* _Instructions for the task_: Copy out every record below with complete accuracy.

* _Entries provided_:
## begin

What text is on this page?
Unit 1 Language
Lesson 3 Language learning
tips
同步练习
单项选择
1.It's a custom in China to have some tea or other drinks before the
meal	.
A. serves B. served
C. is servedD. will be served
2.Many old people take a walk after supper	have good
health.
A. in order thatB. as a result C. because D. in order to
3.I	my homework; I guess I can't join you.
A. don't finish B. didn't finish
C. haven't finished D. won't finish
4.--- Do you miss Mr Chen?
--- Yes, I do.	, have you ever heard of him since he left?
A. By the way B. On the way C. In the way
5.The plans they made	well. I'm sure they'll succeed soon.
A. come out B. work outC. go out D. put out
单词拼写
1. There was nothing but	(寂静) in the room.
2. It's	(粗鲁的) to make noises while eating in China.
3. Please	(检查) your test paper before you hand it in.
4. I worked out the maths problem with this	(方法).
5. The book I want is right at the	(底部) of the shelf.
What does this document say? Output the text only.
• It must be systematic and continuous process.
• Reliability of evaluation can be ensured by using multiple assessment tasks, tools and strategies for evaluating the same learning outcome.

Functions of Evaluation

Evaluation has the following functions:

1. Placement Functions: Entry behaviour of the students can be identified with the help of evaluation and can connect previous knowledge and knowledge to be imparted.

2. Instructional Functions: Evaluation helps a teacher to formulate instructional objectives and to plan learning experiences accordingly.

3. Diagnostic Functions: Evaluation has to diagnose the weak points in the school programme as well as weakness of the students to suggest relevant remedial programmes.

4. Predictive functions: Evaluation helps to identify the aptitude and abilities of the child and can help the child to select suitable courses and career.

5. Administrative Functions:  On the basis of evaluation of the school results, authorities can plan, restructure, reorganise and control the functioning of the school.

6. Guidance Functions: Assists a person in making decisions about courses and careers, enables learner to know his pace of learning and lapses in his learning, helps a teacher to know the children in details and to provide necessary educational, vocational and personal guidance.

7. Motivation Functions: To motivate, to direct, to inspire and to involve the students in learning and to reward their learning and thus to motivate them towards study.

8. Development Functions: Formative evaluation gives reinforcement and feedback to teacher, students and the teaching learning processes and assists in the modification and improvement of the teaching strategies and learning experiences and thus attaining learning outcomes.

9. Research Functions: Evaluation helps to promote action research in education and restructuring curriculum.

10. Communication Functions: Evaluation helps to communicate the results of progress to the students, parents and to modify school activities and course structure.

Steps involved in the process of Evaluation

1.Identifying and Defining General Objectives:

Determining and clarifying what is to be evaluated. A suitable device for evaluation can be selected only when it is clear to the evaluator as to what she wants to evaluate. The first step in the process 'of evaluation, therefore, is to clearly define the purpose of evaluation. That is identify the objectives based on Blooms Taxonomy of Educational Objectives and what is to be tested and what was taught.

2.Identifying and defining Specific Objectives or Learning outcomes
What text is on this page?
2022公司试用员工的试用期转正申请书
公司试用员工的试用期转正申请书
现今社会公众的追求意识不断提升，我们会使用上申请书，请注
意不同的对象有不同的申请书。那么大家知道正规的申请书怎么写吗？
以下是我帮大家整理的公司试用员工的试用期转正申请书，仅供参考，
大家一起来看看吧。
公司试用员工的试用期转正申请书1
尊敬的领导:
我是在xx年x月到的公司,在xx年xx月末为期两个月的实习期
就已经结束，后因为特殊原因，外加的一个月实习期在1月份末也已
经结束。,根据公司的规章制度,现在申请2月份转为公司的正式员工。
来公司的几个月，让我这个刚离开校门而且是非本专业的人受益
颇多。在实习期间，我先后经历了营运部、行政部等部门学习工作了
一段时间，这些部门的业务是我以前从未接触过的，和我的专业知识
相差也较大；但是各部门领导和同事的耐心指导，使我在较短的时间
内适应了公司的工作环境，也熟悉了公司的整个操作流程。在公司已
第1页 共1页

## end

* _Written solution_:
What text is on this page?
Unit 1 Language
Lesson 3 Language learning
tips
同步练习
单项选择
1.It's a custom in China to have some tea or other drinks before the
meal	.
A. serves B. served
C. is servedD. will be served
2.Many old people take a walk after supper	have good
health.
A. in order thatB. as a result C. because D. in order to
3.I	my homework; I guess I can't join you.
A. don't finish B. didn't finish
C. haven't finished D. won't finish
4.--- Do you miss Mr Chen?
--- Yes, I do.	, have you ever heard of him since he left?
A. By the way B. On the way C. In the way
5.The plans they made	well. I'm sure they'll succeed soon.
A. come out B. work outC. go out D. put out
单词拼写
1. There was nothing but	(寂静) in the room.
2. It's	(粗鲁的) to make noises while eating in China.
3. Please	(检查) your test paper before you hand it in.
4. I worked out the maths problem with this	(方法).
5. The book I want is right at the	(底部) of the shelf.
What does this document say? Output the text only.
• It must be systematic and continuous process.
• Reliability of evaluation can be ensured by using multiple assessment tasks, tools and strategies for evaluating the same learning outcome.

Functions of Evaluation

Evaluation has the following functions:

1. Placement Functions: Entry behaviour of the students can be identified with the help of evaluation and can connect previous knowledge and knowledge to be imparted.

2. Instructional Functions: Evaluation helps a teacher to formulate instructional objectives and to plan learning experiences accordingly.

3. Diagnostic Functions: Evaluation has to diagnose the weak points in the school programme as well as weakness of the students to suggest relevant remedial programmes.

4. Predictive functions: Evaluation helps to identify the aptitude and abilities of the child and can help the child to select suitable courses and career.

5. Administrative Functions:  On the basis of evaluation of the school results, authorities can plan, restructure, reorganise and control the functioning of the school.

6. Guidance Functions: Assists a person in making decisions about courses and careers, enables learner to know his pace of learning and lapses in his learning, helps a teacher to know the children in details and to provide necessary educational, vocational and personal guidance.

7. Motivation Functions: To motivate, to direct, to inspire and to involve the students in learning and to reward their learning and thus to motivate them towards study.

8. Development Functions: Formative evaluation gives reinforcement and feedback to teacher, students and the teaching learning processes and assists in the modification and improvement of the teaching strategies and learning experiences and thus attaining learning outcomes.

9. Research Functions: Evaluation helps to promote action research in education and restructuring curriculum.

10. Communication Functions: Evaluation helps to communicate the results of progress to the students, parents and to modify school activities and course structure.

Steps involved in the process of Evaluation

1.Identifying and Defining General Objectives:

Determining and clarifying what is to be evaluated. A suitable device for evaluation can be selected only when it is clear to the evaluator as to what she wants to evaluate. The first step in the process 'of evaluation, therefore, is to clearly define the purpose of evaluation. That is identify the objectives based on Blooms Taxonomy of Educational Objectives and what is to be tested and what was taught.

2.Identifying and defining Specific Objectives or Learning outcomes
What text is on this page?
2022公司试用员工的试用期转正申请书
公司试用员工的试用期转正申请书
现今社会公众的追求意识不断提升，我们会使用上申请书，请注
意不同的对象有不同的申请书。那么大家知道正规的申请书怎么写吗？
以下是我帮大家整理的公司试用员工的试用期转正申请书，仅供参考，
大家一起来看看吧。
公司试用员工的试用期转正申请书1
尊敬的领导:
我是在xx年x月到的公司,在xx年xx月末为期两个月的实习期
就已经结束，后因为特殊原因，外加的一个月实习期在1月份末也已
经结束。,根据公司的规章制度,现在申请2月份转为公司的正式员工。
来公司的几个月，让我这个刚离开校门而且是非本专业的人受益
颇多。在实习期间，我先后经历了营运部、行政部等部门学习工作了
一段时间，这些部门的业务是我以前从未接触过的，和我的专业知识
相差也较大；但是各部门领导和同事的耐心指导，使我在较短的时间
内适应了公司的工作环境，也熟悉了公司的整个操作流程。在公司已
第1页 共1页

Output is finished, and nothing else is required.